→ **Exercise**: Print out every line, exactly as written.

════

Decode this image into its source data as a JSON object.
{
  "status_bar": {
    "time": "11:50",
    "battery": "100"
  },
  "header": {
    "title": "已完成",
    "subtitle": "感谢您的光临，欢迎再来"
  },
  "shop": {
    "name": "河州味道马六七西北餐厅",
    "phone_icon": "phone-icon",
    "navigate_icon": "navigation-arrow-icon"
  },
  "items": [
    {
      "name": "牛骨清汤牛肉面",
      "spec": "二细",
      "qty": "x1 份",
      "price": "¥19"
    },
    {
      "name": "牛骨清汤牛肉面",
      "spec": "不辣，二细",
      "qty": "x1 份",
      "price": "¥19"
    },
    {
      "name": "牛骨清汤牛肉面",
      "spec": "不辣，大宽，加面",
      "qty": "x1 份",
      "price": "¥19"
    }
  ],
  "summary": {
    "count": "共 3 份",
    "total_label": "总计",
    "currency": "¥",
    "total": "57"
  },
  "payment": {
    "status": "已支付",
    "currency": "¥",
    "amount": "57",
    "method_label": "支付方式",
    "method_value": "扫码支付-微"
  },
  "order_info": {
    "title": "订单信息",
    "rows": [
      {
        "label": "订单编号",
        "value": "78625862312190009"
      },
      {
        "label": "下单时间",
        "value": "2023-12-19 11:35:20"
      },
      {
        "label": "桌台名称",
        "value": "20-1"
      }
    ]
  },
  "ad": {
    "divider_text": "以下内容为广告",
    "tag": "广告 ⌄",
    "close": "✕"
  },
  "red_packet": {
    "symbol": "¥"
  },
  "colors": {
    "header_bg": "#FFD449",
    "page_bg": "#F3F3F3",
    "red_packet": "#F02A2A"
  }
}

════

→ **Response**:
Decode this image into its source data as a JSON object.
{
  "status_bar": {
    "time": "11:50",
    "battery": "100"
  },
  "header": {
    "title": "已完成",
    "subtitle": "感谢您的光临，欢迎再来"
  },
  "shop": {
    "name": "河州味道马六七西北餐厅",
    "phone_icon": "phone-icon",
    "navigate_icon": "navigation-arrow-icon"
  },
  "items": [
    {
      "name": "牛骨清汤牛肉面",
      "spec": "二细",
      "qty": "x1 份",
      "price": "¥19"
    },
    {
      "name": "牛骨清汤牛肉面",
      "spec": "不辣，二细",
      "qty": "x1 份",
      "price": "¥19"
    },
    {
      "name": "牛骨清汤牛肉面",
      "spec": "不辣，大宽，加面",
      "qty": "x1 份",
      "price": "¥19"
    }
  ],
  "summary": {
    "count": "共 3 份",
    "total_label": "总计",
    "currency": "¥",
    "total": "57"
  },
  "payment": {
    "status": "已支付",
    "currency": "¥",
    "amount": "57",
    "method_label": "支付方式",
    "method_value": "扫码支付-微"
  },
  "order_info": {
    "title": "订单信息",
    "rows": [
      {
        "label": "订单编号",
        "value": "78625862312190009"
      },
      {
        "label": "下单时间",
        "value": "2023-12-19 11:35:20"
      },
      {
        "label": "桌台名称",
        "value": "20-1"
      }
    ]
  },
  "ad": {
    "divider_text": "以下内容为广告",
    "tag": "广告 ⌄",
    "close": "✕"
  },
  "red_packet": {
    "symbol": "¥"
  },
  "colors": {
    "header_bg": "#FFD449",
    "page_bg": "#F3F3F3",
    "red_packet": "#F02A2A"
  }
}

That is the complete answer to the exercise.